##### Given records

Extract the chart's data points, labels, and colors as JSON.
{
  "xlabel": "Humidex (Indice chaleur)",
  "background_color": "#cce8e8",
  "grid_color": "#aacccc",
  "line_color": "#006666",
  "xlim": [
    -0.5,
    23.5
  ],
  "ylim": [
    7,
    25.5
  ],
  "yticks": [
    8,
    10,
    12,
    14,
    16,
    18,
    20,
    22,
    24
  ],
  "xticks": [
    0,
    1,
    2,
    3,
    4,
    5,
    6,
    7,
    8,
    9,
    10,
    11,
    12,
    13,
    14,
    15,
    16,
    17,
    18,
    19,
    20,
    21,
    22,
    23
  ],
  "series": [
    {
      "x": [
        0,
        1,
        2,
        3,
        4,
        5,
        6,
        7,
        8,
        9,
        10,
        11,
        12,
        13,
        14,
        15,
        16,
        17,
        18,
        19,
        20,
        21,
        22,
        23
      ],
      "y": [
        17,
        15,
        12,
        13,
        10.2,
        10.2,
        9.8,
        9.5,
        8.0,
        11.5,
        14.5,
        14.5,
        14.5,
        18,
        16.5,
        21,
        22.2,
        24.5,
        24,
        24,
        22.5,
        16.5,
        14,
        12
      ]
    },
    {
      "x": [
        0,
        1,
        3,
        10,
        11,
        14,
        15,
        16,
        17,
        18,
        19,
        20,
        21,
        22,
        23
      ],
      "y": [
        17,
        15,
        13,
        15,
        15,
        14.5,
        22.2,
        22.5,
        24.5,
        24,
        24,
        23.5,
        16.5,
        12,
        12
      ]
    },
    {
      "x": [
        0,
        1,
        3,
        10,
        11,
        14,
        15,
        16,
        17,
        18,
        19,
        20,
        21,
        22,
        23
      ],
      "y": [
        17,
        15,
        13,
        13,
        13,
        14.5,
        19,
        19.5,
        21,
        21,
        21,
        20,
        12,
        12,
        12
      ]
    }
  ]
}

##########

### What is asked
Every line of the data above should be reproduced word for word.

### Result of this task
Extract the chart's data points, labels, and colors as JSON.
{
  "xlabel": "Humidex (Indice chaleur)",
  "background_color": "#cce8e8",
  "grid_color": "#aacccc",
  "line_color": "#006666",
  "xlim": [
    -0.5,
    23.5
  ],
  "ylim": [
    7,
    25.5
  ],
  "yticks": [
    8,
    10,
    12,
    14,
    16,
    18,
    20,
    22,
    24
  ],
  "xticks": [
    0,
    1,
    2,
    3,
    4,
    5,
    6,
    7,
    8,
    9,
    10,
    11,
    12,
    13,
    14,
    15,
    16,
    17,
    18,
    19,
    20,
    21,
    22,
    23
  ],
  "series": [
    {
      "x": [
        0,
        1,
        2,
        3,
        4,
        5,
        6,
        7,
        8,
        9,
        10,
        11,
        12,
        13,
        14,
        15,
        16,
        17,
        18,
        19,
        20,
        21,
        22,
        23
      ],
      "y": [
        17,
        15,
        12,
        13,
        10.2,
        10.2,
        9.8,
        9.5,
        8.0,
        11.5,
        14.5,
        14.5,
        14.5,
        18,
        16.5,
        21,
        22.2,
        24.5,
        24,
        24,
        22.5,
        16.5,
        14,
        12
      ]
    },
    {
      "x": [
        0,
        1,
        3,
        10,
        11,
        14,
        15,
        16,
        17,
        18,
        19,
        20,
        21,
        22,
        23
      ],
      "y": [
        17,
        15,
        13,
        15,
        15,
        14.5,
        22.2,
        22.5,
        24.5,
        24,
        24,
        23.5,
        16.5,
        12,
        12
      ]
    },
    {
      "x": [
        0,
        1,
        3,
        10,
        11,
        14,
        15,
        16,
        17,
        18,
        19,
        20,
        21,
        22,
        23
      ],
      "y": [
        17,
        15,
        13,
        13,
        13,
        14.5,
        19,
        19.5,
        21,
        21,
        21,
        20,
        12,
        12,
        12
      ]
    }
  ]
}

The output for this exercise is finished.